**Exercise aim**
Each line below should be reproduced without any alteration.

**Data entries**
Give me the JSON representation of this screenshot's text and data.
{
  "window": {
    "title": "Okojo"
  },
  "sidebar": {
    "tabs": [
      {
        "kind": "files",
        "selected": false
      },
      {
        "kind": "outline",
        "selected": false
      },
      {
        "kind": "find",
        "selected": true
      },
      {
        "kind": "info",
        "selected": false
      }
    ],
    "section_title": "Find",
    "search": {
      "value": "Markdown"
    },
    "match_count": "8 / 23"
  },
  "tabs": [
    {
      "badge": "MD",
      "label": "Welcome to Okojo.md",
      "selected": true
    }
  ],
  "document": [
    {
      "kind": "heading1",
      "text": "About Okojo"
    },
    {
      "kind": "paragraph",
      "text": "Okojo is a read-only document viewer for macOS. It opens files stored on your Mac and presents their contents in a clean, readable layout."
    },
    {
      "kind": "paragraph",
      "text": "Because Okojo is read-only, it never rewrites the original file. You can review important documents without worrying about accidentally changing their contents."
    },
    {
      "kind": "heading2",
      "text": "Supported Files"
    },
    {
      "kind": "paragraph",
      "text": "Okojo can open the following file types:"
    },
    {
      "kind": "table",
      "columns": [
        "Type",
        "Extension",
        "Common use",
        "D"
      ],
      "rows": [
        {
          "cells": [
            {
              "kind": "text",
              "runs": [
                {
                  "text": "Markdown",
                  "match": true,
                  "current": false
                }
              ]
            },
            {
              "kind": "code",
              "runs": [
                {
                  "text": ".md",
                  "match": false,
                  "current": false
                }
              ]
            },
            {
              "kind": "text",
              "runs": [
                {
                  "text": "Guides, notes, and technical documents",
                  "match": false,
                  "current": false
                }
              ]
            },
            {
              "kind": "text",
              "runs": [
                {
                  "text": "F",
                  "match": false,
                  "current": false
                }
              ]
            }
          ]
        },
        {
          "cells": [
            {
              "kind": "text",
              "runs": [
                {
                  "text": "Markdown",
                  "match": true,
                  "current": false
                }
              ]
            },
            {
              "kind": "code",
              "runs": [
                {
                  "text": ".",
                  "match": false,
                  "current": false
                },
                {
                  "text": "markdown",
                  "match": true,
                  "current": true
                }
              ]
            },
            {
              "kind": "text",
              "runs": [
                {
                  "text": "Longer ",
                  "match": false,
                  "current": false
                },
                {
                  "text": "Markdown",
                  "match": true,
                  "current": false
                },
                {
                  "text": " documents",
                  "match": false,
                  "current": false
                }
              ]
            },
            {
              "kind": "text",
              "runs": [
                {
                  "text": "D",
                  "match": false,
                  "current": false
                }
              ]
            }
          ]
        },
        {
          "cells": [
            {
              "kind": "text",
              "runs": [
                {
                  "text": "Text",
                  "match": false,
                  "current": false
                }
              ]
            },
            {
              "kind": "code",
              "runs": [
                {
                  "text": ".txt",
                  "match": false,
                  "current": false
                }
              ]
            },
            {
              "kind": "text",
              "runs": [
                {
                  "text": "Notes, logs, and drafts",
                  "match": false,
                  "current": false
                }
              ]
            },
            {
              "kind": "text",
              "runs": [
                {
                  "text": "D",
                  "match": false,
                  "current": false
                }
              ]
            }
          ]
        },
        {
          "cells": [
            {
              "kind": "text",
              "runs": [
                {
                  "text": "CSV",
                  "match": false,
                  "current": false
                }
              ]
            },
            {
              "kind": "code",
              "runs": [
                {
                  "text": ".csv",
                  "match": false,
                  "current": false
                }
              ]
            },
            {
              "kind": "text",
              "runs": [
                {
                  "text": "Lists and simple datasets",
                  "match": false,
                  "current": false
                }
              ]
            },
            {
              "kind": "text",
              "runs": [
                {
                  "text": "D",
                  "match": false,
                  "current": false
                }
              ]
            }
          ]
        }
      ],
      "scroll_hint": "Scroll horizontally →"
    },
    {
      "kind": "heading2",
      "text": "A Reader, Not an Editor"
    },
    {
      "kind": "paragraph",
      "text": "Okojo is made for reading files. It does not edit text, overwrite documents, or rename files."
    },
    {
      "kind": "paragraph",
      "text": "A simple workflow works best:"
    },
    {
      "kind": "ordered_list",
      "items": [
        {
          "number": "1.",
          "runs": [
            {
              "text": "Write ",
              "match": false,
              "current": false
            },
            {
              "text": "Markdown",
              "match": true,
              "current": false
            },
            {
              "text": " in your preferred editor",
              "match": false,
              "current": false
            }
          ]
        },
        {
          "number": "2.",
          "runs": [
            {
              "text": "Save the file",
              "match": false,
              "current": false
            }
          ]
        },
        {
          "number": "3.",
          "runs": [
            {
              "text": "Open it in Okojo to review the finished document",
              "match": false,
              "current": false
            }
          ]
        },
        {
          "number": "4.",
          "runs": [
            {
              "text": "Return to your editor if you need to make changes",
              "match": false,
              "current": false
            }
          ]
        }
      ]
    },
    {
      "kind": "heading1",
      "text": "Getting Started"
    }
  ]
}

**Answer to the problem**
Give me the JSON representation of this screenshot's text and data.
{
  "window": {
    "title": "Okojo"
  },
  "sidebar": {
    "tabs": [
      {
        "kind": "files",
        "selected": false
      },
      {
        "kind": "outline",
        "selected": false
      },
      {
        "kind": "find",
        "selected": true
      },
      {
        "kind": "info",
        "selected": false
      }
    ],
    "section_title": "Find",
    "search": {
      "value": "Markdown"
    },
    "match_count": "8 / 23"
  },
  "tabs": [
    {
      "badge": "MD",
      "label": "Welcome to Okojo.md",
      "selected": true
    }
  ],
  "document": [
    {
      "kind": "heading1",
      "text": "About Okojo"
    },
    {
      "kind": "paragraph",
      "text": "Okojo is a read-only document viewer for macOS. It opens files stored on your Mac and presents their contents in a clean, readable layout."
    },
    {
      "kind": "paragraph",
      "text": "Because Okojo is read-only, it never rewrites the original file. You can review important documents without worrying about accidentally changing their contents."
    },
    {
      "kind": "heading2",
      "text": "Supported Files"
    },
    {
      "kind": "paragraph",
      "text": "Okojo can open the following file types:"
    },
    {
      "kind": "table",
      "columns": [
        "Type",
        "Extension",
        "Common use",
        "D"
      ],
      "rows": [
        {
          "cells": [
            {
              "kind": "text",
              "runs": [
                {
                  "text": "Markdown",
                  "match": true,
                  "current": false
                }
              ]
            },
            {
              "kind": "code",
              "runs": [
                {
                  "text": ".md",
                  "match": false,
                  "current": false
                }
              ]
            },
            {
              "kind": "text",
              "runs": [
                {
                  "text": "Guides, notes, and technical documents",
                  "match": false,
                  "current": false
                }
              ]
            },
            {
              "kind": "text",
              "runs": [
                {
                  "text": "F",
                  "match": false,
                  "current": false
                }
              ]
            }
          ]
        },
        {
          "cells": [
            {
              "kind": "text",
              "runs": [
                {
                  "text": "Markdown",
                  "match": true,
                  "current": false
                }
              ]
            },
            {
              "kind": "code",
              "runs": [
                {
                  "text": ".",
                  "match": false,
                  "current": false
                },
                {
                  "text": "markdown",
                  "match": true,
                  "current": true
                }
              ]
            },
            {
              "kind": "text",
              "runs": [
                {
                  "text": "Longer ",
                  "match": false,
                  "current": false
                },
                {
                  "text": "Markdown",
                  "match": true,
                  "current": false
                },
                {
                  "text": " documents",
                  "match": false,
                  "current": false
                }
              ]
            },
            {
              "kind": "text",
              "runs": [
                {
                  "text": "D",
                  "match": false,
                  "current": false
                }
              ]
            }
          ]
        },
        {
          "cells": [
            {
              "kind": "text",
              "runs": [
                {
                  "text": "Text",
                  "match": false,
                  "current": false
                }
              ]
            },
            {
              "kind": "code",
              "runs": [
                {
                  "text": ".txt",
                  "match": false,
                  "current": false
                }
              ]
            },
            {
              "kind": "text",
              "runs": [
                {
                  "text": "Notes, logs, and drafts",
                  "match": false,
                  "current": false
                }
              ]
            },
            {
              "kind": "text",
              "runs": [
                {
                  "text": "D",
                  "match": false,
                  "current": false
                }
              ]
            }
          ]
        },
        {
          "cells": [
            {
              "kind": "text",
              "runs": [
                {
                  "text": "CSV",
                  "match": false,
                  "current": false
                }
              ]
            },
            {
              "kind": "code",
              "runs": [
                {
                  "text": ".csv",
                  "match": false,
                  "current": false
                }
              ]
            },
            {
              "kind": "text",
              "runs": [
                {
                  "text": "Lists and simple datasets",
                  "match": false,
                  "current": false
                }
              ]
            },
            {
              "kind": "text",
              "runs": [
                {
                  "text": "D",
                  "match": false,
                  "current": false
                }
              ]
            }
          ]
        }
      ],
      "scroll_hint": "Scroll horizontally →"
    },
    {
      "kind": "heading2",
      "text": "A Reader, Not an Editor"
    },
    {
      "kind": "paragraph",
      "text": "Okojo is made for reading files. It does not edit text, overwrite documents, or rename files."
    },
    {
      "kind": "paragraph",
      "text": "A simple workflow works best:"
    },
    {
      "kind": "ordered_list",
      "items": [
        {
          "number": "1.",
          "runs": [
            {
              "text": "Write ",
              "match": false,
              "current": false
            },
            {
              "text": "Markdown",
              "match": true,
              "current": false
            },
            {
              "text": " in your preferred editor",
              "match": false,
              "current": false
            }
          ]
        },
        {
          "number": "2.",
          "runs": [
            {
              "text": "Save the file",
              "match": false,
              "current": false
            }
          ]
        },
        {
          "number": "3.",
          "runs": [
            {
              "text": "Open it in Okojo to review the finished document",
              "match": false,
              "current": false
            }
          ]
        },
        {
          "number": "4.",
          "runs": [
            {
              "text": "Return to your editor if you need to make changes",
              "match": false,
              "current": false
            }
          ]
        }
      ]
    },
    {
      "kind": "heading1",
      "text": "Getting Started"
    }
  ]
}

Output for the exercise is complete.